• _Part of a data file_:
______________________________

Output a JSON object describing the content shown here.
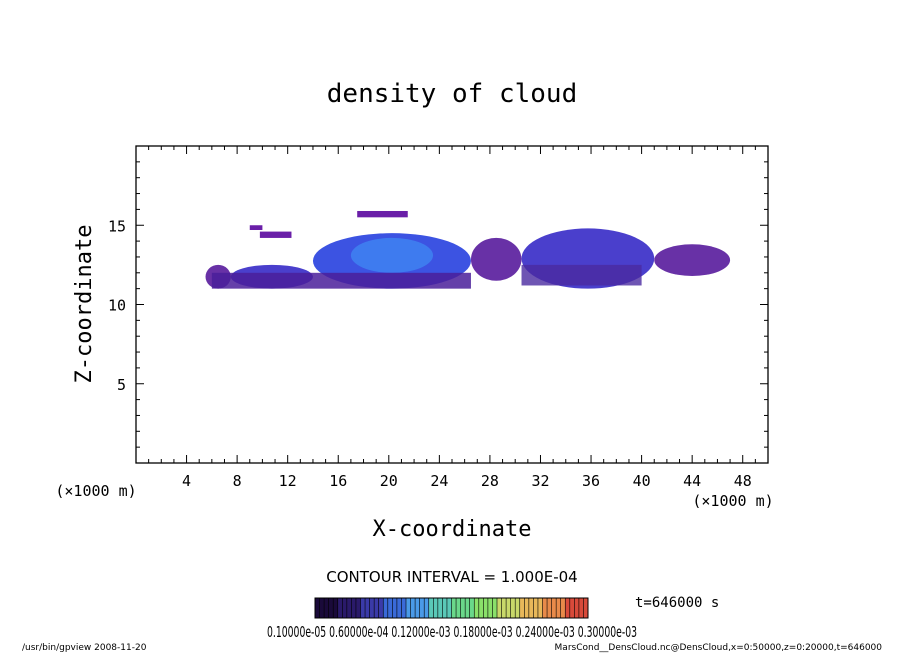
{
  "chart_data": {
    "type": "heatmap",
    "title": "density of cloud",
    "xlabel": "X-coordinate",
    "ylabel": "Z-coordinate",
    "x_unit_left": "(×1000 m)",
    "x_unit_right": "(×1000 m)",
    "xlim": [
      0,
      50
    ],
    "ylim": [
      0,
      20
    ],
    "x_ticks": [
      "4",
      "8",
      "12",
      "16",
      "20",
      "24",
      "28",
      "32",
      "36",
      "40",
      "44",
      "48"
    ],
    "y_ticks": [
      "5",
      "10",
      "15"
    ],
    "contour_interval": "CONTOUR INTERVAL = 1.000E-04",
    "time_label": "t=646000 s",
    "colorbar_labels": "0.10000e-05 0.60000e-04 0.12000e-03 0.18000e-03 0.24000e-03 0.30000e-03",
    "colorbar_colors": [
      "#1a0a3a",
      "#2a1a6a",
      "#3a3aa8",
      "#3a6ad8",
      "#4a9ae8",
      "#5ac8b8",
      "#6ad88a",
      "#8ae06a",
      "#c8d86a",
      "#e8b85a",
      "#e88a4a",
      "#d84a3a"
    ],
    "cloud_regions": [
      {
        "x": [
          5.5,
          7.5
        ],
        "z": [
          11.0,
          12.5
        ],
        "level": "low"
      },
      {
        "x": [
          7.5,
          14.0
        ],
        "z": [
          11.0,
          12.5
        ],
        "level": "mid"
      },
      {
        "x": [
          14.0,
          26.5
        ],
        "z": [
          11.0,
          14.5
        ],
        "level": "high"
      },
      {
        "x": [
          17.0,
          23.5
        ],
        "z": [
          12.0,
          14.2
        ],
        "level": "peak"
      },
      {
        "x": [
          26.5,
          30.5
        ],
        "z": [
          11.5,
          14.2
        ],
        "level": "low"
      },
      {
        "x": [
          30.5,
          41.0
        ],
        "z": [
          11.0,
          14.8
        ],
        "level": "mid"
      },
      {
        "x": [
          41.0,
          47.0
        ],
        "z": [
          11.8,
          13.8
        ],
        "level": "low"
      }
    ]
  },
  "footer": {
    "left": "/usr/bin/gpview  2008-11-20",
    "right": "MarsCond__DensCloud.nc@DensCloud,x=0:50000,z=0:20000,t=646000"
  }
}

______________________________

Transcribe the records word for word and include no pictures.

Output a JSON object describing the content shown here.
{
  "chart_data": {
    "type": "heatmap",
    "title": "density of cloud",
    "xlabel": "X-coordinate",
    "ylabel": "Z-coordinate",
    "x_unit_left": "(×1000 m)",
    "x_unit_right": "(×1000 m)",
    "xlim": [
      0,
      50
    ],
    "ylim": [
      0,
      20
    ],
    "x_ticks": [
      "4",
      "8",
      "12",
      "16",
      "20",
      "24",
      "28",
      "32",
      "36",
      "40",
      "44",
      "48"
    ],
    "y_ticks": [
      "5",
      "10",
      "15"
    ],
    "contour_interval": "CONTOUR INTERVAL = 1.000E-04",
    "time_label": "t=646000 s",
    "colorbar_labels": "0.10000e-05 0.60000e-04 0.12000e-03 0.18000e-03 0.24000e-03 0.30000e-03",
    "colorbar_colors": [
      "#1a0a3a",
      "#2a1a6a",
      "#3a3aa8",
      "#3a6ad8",
      "#4a9ae8",
      "#5ac8b8",
      "#6ad88a",
      "#8ae06a",
      "#c8d86a",
      "#e8b85a",
      "#e88a4a",
      "#d84a3a"
    ],
    "cloud_regions": [
      {
        "x": [
          5.5,
          7.5
        ],
        "z": [
          11.0,
          12.5
        ],
        "level": "low"
      },
      {
        "x": [
          7.5,
          14.0
        ],
        "z": [
          11.0,
          12.5
        ],
        "level": "mid"
      },
      {
        "x": [
          14.0,
          26.5
        ],
        "z": [
          11.0,
          14.5
        ],
        "level": "high"
      },
      {
        "x": [
          17.0,
          23.5
        ],
        "z": [
          12.0,
          14.2
        ],
        "level": "peak"
      },
      {
        "x": [
          26.5,
          30.5
        ],
        "z": [
          11.5,
          14.2
        ],
        "level": "low"
      },
      {
        "x": [
          30.5,
          41.0
        ],
        "z": [
          11.0,
          14.8
        ],
        "level": "mid"
      },
      {
        "x": [
          41.0,
          47.0
        ],
        "z": [
          11.8,
          13.8
        ],
        "level": "low"
      }
    ]
  },
  "footer": {
    "left": "/usr/bin/gpview  2008-11-20",
    "right": "MarsCond__DensCloud.nc@DensCloud,x=0:50000,z=0:20000,t=646000"
  }
}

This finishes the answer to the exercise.